** begin **

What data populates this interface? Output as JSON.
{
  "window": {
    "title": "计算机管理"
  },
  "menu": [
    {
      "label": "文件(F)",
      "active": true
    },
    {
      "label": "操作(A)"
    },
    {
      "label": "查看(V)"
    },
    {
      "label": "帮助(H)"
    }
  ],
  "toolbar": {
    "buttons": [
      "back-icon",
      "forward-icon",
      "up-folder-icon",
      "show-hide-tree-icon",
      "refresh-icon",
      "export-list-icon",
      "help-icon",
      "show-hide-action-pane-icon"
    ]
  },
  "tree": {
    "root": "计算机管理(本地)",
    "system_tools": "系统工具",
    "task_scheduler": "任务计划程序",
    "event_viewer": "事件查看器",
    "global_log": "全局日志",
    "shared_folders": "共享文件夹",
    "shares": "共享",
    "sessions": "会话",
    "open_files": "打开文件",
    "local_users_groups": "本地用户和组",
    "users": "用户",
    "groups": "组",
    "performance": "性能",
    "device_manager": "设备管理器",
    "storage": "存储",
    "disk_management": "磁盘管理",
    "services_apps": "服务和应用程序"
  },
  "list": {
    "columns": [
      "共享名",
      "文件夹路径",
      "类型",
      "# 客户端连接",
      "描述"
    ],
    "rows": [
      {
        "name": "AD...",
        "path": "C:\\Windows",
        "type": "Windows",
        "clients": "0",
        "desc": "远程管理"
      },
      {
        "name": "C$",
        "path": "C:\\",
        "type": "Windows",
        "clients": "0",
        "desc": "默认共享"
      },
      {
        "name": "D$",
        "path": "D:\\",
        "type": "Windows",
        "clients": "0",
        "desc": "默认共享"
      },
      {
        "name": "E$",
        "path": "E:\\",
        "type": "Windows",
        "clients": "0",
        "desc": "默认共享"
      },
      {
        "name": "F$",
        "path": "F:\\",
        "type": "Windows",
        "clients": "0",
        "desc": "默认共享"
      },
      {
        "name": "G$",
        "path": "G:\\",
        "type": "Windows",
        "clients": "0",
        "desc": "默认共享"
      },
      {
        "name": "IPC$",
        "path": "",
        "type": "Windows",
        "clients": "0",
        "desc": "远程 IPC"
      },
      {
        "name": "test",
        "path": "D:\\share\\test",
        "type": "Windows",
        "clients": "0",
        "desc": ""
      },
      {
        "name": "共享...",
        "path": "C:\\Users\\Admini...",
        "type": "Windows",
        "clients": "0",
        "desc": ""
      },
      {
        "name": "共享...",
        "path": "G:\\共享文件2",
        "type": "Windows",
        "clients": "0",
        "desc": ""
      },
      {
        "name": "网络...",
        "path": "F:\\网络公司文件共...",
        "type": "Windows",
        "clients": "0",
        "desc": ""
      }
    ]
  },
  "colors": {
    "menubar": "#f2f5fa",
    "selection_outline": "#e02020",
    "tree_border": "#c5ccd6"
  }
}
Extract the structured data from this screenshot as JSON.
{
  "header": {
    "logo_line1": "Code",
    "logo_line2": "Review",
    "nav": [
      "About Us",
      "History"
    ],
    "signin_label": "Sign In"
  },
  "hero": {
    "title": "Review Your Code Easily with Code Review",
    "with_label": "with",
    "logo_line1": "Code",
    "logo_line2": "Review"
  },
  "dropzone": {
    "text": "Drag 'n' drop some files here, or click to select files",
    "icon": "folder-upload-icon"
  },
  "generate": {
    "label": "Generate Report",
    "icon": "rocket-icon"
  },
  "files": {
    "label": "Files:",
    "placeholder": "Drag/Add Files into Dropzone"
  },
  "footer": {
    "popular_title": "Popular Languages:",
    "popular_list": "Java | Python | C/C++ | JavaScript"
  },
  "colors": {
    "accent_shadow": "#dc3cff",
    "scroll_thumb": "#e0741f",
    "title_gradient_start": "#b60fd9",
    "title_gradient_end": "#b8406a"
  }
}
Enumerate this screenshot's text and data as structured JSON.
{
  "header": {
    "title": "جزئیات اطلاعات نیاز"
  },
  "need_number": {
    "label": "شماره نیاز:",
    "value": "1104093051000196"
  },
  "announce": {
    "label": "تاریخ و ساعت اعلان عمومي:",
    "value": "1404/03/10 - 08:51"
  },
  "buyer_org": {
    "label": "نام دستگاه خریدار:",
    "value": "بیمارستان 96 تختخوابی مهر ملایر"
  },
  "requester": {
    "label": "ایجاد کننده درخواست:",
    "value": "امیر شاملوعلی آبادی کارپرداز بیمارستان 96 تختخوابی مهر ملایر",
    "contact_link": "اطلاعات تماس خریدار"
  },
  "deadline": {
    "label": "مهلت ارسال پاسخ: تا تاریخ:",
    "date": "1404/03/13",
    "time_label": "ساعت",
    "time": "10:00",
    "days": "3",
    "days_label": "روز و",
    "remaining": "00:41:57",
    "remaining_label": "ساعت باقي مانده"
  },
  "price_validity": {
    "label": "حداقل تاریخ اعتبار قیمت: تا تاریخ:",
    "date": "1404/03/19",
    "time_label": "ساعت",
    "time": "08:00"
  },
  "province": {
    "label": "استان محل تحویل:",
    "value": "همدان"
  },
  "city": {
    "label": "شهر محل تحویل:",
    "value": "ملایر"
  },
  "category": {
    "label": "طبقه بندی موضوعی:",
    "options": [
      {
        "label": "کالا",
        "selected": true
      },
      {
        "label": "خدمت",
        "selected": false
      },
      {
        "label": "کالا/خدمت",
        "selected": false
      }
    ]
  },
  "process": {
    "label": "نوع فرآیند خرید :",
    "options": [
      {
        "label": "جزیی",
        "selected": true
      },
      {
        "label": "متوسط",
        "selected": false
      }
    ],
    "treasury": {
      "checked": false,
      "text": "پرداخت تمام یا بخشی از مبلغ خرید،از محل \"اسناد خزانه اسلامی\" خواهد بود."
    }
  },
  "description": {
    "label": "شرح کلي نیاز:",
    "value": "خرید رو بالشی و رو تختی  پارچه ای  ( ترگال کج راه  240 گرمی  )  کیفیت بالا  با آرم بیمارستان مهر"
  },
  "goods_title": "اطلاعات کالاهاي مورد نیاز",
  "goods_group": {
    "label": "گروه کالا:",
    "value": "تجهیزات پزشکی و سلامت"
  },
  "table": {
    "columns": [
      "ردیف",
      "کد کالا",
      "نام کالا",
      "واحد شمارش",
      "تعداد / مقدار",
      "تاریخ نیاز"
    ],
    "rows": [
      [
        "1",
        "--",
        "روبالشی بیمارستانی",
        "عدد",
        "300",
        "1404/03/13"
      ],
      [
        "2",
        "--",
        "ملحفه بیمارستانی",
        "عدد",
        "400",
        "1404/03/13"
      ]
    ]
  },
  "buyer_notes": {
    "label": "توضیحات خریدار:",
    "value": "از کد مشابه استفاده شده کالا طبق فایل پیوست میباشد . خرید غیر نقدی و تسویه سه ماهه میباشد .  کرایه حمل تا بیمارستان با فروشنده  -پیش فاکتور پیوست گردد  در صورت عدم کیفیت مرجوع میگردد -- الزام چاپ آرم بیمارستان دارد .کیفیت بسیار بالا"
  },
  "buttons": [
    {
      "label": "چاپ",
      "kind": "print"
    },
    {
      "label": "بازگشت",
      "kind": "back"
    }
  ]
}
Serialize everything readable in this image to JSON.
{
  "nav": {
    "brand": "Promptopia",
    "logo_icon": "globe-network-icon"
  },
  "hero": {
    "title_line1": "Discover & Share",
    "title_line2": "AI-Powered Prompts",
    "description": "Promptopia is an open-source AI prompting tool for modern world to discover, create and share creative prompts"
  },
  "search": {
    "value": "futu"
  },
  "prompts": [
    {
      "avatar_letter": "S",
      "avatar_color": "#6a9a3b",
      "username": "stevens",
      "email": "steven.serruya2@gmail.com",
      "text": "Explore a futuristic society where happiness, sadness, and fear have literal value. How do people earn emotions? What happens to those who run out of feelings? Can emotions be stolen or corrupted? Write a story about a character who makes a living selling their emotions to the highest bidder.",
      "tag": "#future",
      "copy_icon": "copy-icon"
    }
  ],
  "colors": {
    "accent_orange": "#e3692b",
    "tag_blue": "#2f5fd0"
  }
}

** end **

*TASK STATEMENT*. Identify and copy the lines holding the word "What".

*EXERCISE OUTPUT*.
What data populates this interface? Output as JSON.
      "text": "Explore a futuristic society where happiness, sadness, and fear have literal value. How do people earn emotions? What happens to those who run out of feelings? Can emotions be stolen or corrupted? Write a story about a character who makes a living selling their emotions to the highest bidder.",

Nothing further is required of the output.